>> Begin Excerpted records

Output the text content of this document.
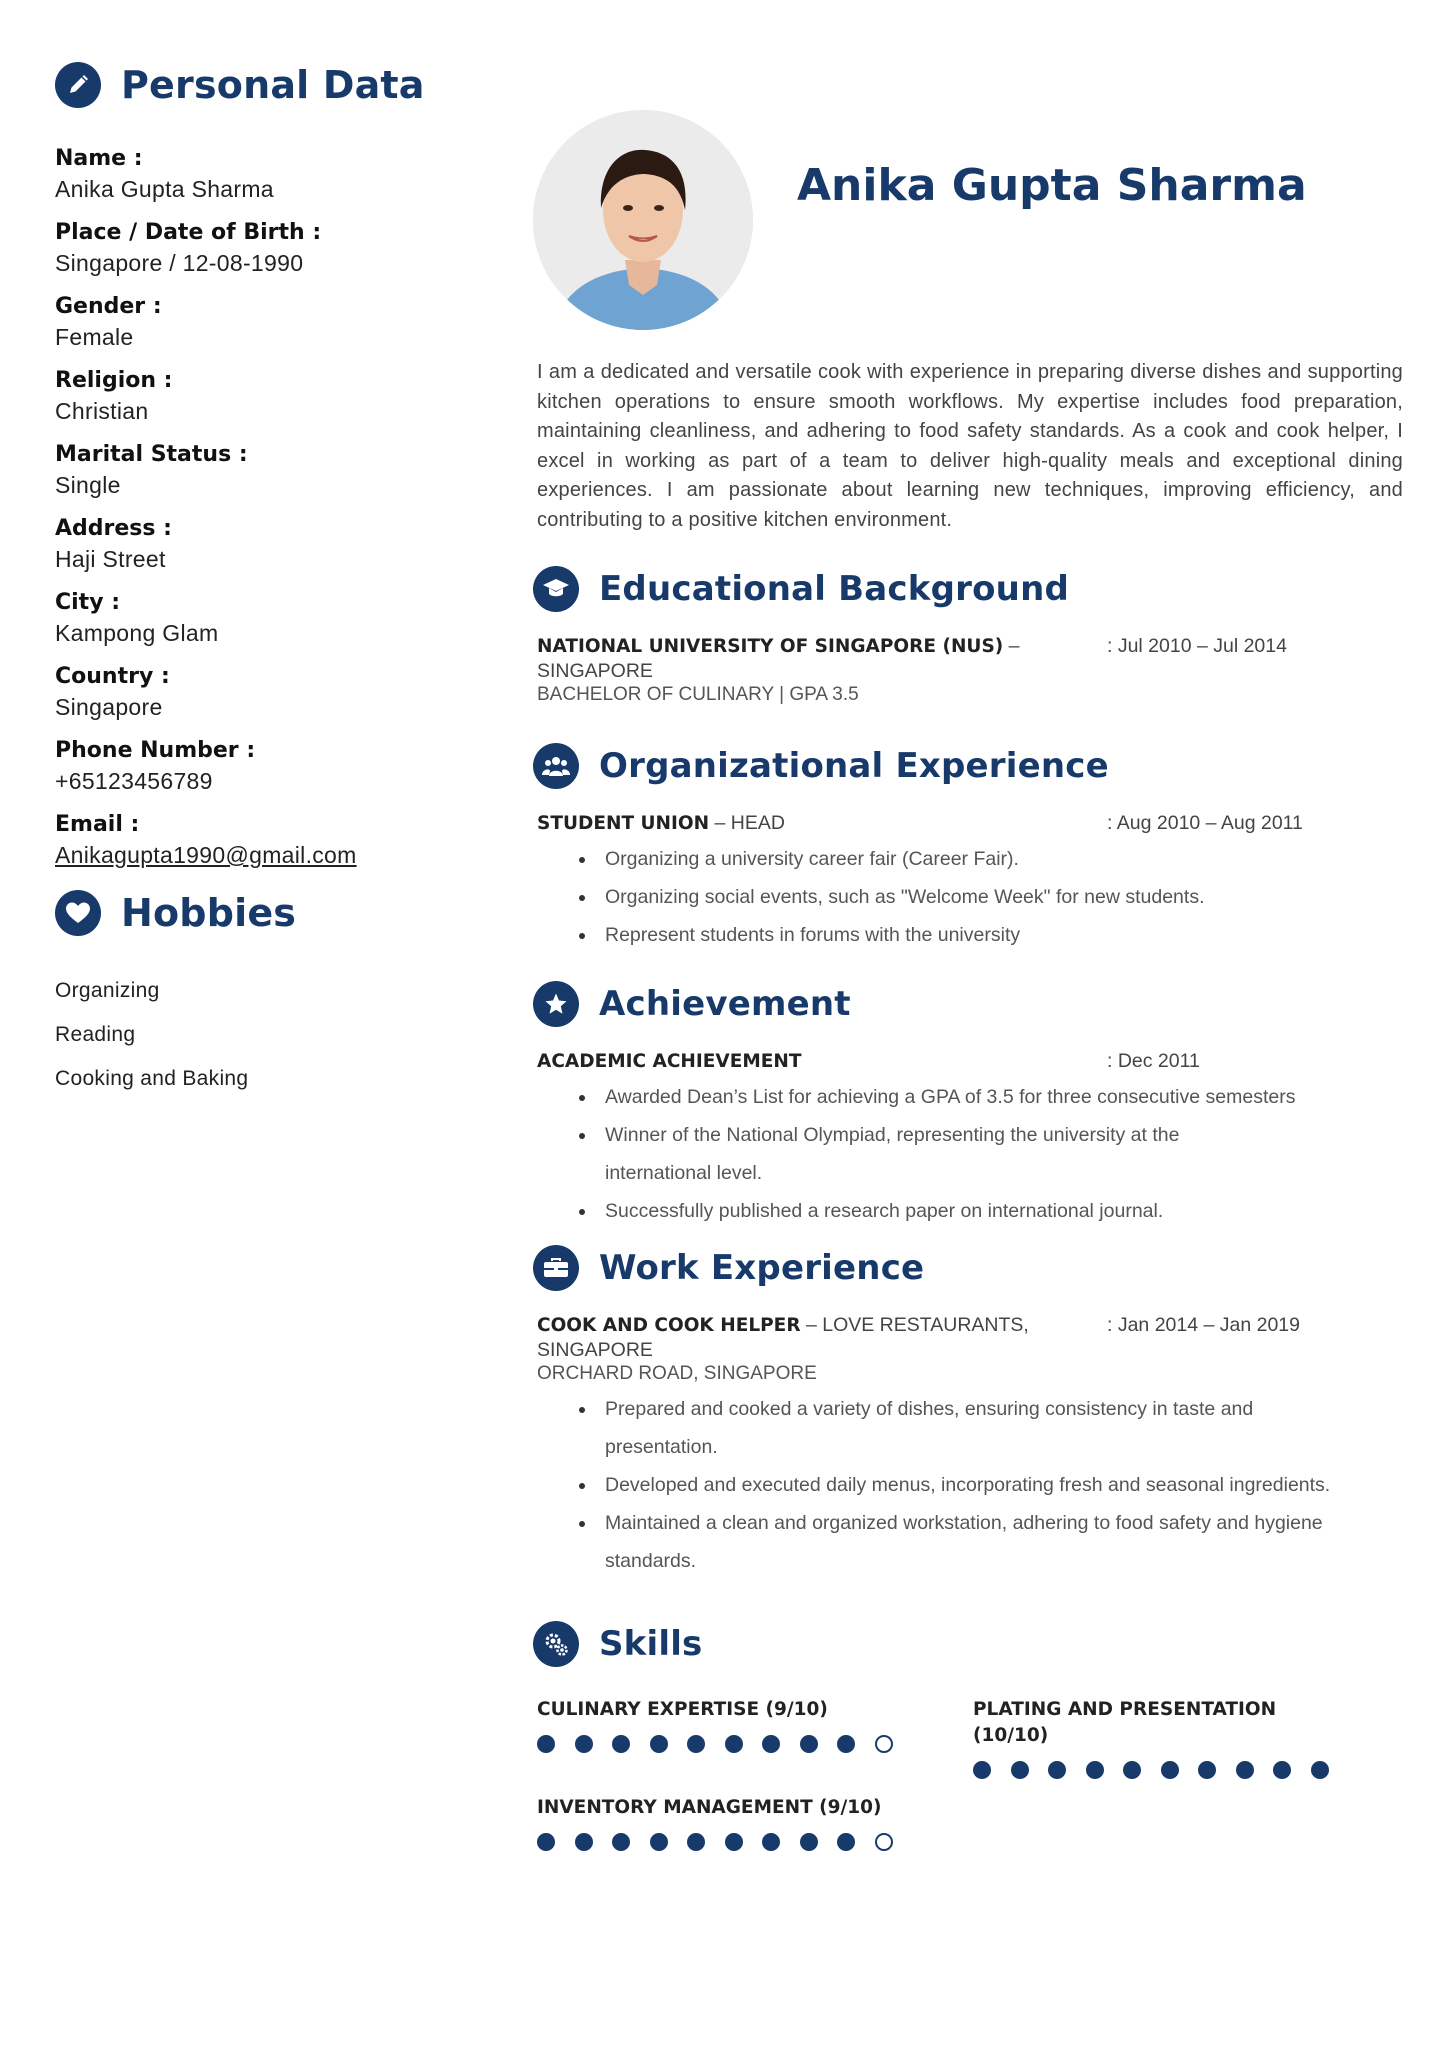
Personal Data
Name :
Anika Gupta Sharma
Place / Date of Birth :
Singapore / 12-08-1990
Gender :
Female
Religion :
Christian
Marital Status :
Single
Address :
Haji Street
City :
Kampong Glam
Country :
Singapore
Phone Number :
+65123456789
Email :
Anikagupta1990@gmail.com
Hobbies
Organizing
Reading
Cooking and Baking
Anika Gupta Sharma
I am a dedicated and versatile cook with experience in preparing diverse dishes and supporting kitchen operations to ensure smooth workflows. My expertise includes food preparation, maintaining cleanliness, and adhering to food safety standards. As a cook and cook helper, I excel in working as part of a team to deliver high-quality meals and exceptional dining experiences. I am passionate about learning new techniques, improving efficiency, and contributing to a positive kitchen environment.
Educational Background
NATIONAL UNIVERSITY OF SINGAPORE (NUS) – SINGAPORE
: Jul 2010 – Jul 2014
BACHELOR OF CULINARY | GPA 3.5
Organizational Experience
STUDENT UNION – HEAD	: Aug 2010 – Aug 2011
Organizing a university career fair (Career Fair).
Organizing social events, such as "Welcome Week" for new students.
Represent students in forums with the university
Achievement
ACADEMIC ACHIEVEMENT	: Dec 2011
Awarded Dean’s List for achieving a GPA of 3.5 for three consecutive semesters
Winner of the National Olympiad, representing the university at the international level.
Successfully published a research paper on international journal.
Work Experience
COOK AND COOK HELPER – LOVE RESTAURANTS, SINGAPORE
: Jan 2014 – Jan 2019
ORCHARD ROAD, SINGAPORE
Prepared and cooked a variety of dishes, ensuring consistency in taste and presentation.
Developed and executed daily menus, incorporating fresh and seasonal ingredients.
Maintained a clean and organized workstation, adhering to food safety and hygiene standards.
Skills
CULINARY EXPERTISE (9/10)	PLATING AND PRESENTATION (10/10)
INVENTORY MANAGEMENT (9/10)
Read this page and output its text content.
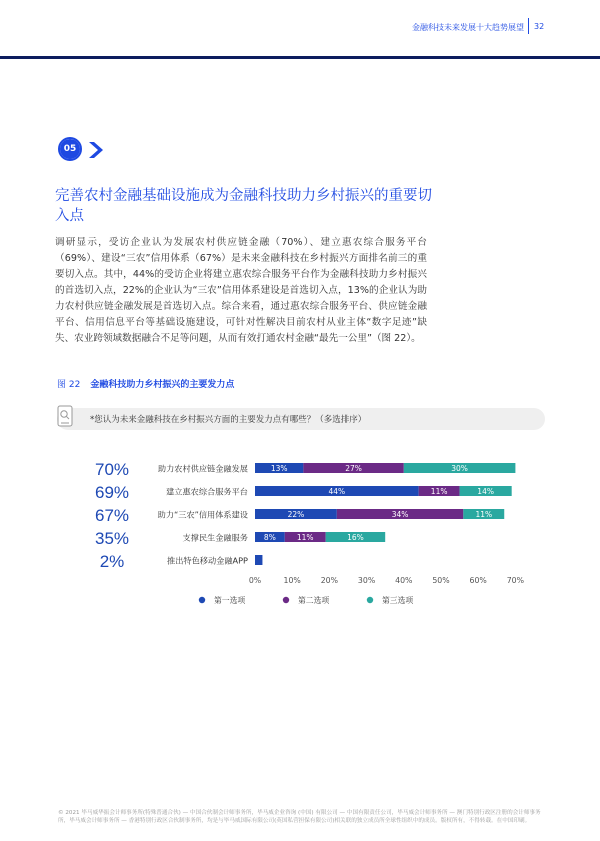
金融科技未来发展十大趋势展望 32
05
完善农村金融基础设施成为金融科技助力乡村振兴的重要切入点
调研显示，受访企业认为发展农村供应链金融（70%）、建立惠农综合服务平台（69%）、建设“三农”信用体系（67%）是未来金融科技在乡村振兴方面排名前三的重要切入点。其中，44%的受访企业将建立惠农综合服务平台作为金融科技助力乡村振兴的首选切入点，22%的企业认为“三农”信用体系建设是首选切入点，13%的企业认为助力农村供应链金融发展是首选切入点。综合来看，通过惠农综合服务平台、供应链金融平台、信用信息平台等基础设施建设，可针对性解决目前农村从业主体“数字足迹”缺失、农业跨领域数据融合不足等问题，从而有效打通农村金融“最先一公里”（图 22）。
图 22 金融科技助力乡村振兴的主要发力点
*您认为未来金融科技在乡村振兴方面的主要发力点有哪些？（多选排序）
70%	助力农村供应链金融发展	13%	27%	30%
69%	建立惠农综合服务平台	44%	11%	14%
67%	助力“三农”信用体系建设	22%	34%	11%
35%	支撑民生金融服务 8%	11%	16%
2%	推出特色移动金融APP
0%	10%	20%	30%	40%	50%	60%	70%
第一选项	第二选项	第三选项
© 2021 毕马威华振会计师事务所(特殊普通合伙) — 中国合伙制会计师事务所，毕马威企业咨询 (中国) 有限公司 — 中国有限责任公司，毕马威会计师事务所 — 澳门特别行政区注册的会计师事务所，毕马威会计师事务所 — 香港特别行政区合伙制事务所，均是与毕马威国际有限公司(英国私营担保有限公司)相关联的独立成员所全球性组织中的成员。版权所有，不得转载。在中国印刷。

>> End Excerpted records

• _Exercise requirements_
Leaving out the pictures, repeat the data above exactly.

• _Exercise output_
Output the text content of this document.
Personal Data
Name :
Anika Gupta Sharma
Place / Date of Birth :
Singapore / 12-08-1990
Gender :
Female
Religion :
Christian
Marital Status :
Single
Address :
Haji Street
City :
Kampong Glam
Country :
Singapore
Phone Number :
+65123456789
Email :
Anikagupta1990@gmail.com
Hobbies
Organizing
Reading
Cooking and Baking
Anika Gupta Sharma
I am a dedicated and versatile cook with experience in preparing diverse dishes and supporting kitchen operations to ensure smooth workflows. My expertise includes food preparation, maintaining cleanliness, and adhering to food safety standards. As a cook and cook helper, I excel in working as part of a team to deliver high-quality meals and exceptional dining experiences. I am passionate about learning new techniques, improving efficiency, and contributing to a positive kitchen environment.
Educational Background
NATIONAL UNIVERSITY OF SINGAPORE (NUS) – SINGAPORE
: Jul 2010 – Jul 2014
BACHELOR OF CULINARY | GPA 3.5
Organizational Experience
STUDENT UNION – HEAD	: Aug 2010 – Aug 2011
Organizing a university career fair (Career Fair).
Organizing social events, such as "Welcome Week" for new students.
Represent students in forums with the university
Achievement
ACADEMIC ACHIEVEMENT	: Dec 2011
Awarded Dean’s List for achieving a GPA of 3.5 for three consecutive semesters
Winner of the National Olympiad, representing the university at the international level.
Successfully published a research paper on international journal.
Work Experience
COOK AND COOK HELPER – LOVE RESTAURANTS, SINGAPORE
: Jan 2014 – Jan 2019
ORCHARD ROAD, SINGAPORE
Prepared and cooked a variety of dishes, ensuring consistency in taste and presentation.
Developed and executed daily menus, incorporating fresh and seasonal ingredients.
Maintained a clean and organized workstation, adhering to food safety and hygiene standards.
Skills
CULINARY EXPERTISE (9/10)	PLATING AND PRESENTATION (10/10)
INVENTORY MANAGEMENT (9/10)
Read this page and output its text content.
金融科技未来发展十大趋势展望 32
05
完善农村金融基础设施成为金融科技助力乡村振兴的重要切入点
调研显示，受访企业认为发展农村供应链金融（70%）、建立惠农综合服务平台（69%）、建设“三农”信用体系（67%）是未来金融科技在乡村振兴方面排名前三的重要切入点。其中，44%的受访企业将建立惠农综合服务平台作为金融科技助力乡村振兴的首选切入点，22%的企业认为“三农”信用体系建设是首选切入点，13%的企业认为助力农村供应链金融发展是首选切入点。综合来看，通过惠农综合服务平台、供应链金融平台、信用信息平台等基础设施建设，可针对性解决目前农村从业主体“数字足迹”缺失、农业跨领域数据融合不足等问题，从而有效打通农村金融“最先一公里”（图 22）。
图 22 金融科技助力乡村振兴的主要发力点
*您认为未来金融科技在乡村振兴方面的主要发力点有哪些？（多选排序）
70%	助力农村供应链金融发展	13%	27%	30%
69%	建立惠农综合服务平台	44%	11%	14%
67%	助力“三农”信用体系建设	22%	34%	11%
35%	支撑民生金融服务 8%	11%	16%
2%	推出特色移动金融APP
0%	10%	20%	30%	40%	50%	60%	70%
第一选项	第二选项	第三选项
© 2021 毕马威华振会计师事务所(特殊普通合伙) — 中国合伙制会计师事务所，毕马威企业咨询 (中国) 有限公司 — 中国有限责任公司，毕马威会计师事务所 — 澳门特别行政区注册的会计师事务所，毕马威会计师事务所 — 香港特别行政区合伙制事务所，均是与毕马威国际有限公司(英国私营担保有限公司)相关联的独立成员所全球性组织中的成员。版权所有，不得转载。在中国印刷。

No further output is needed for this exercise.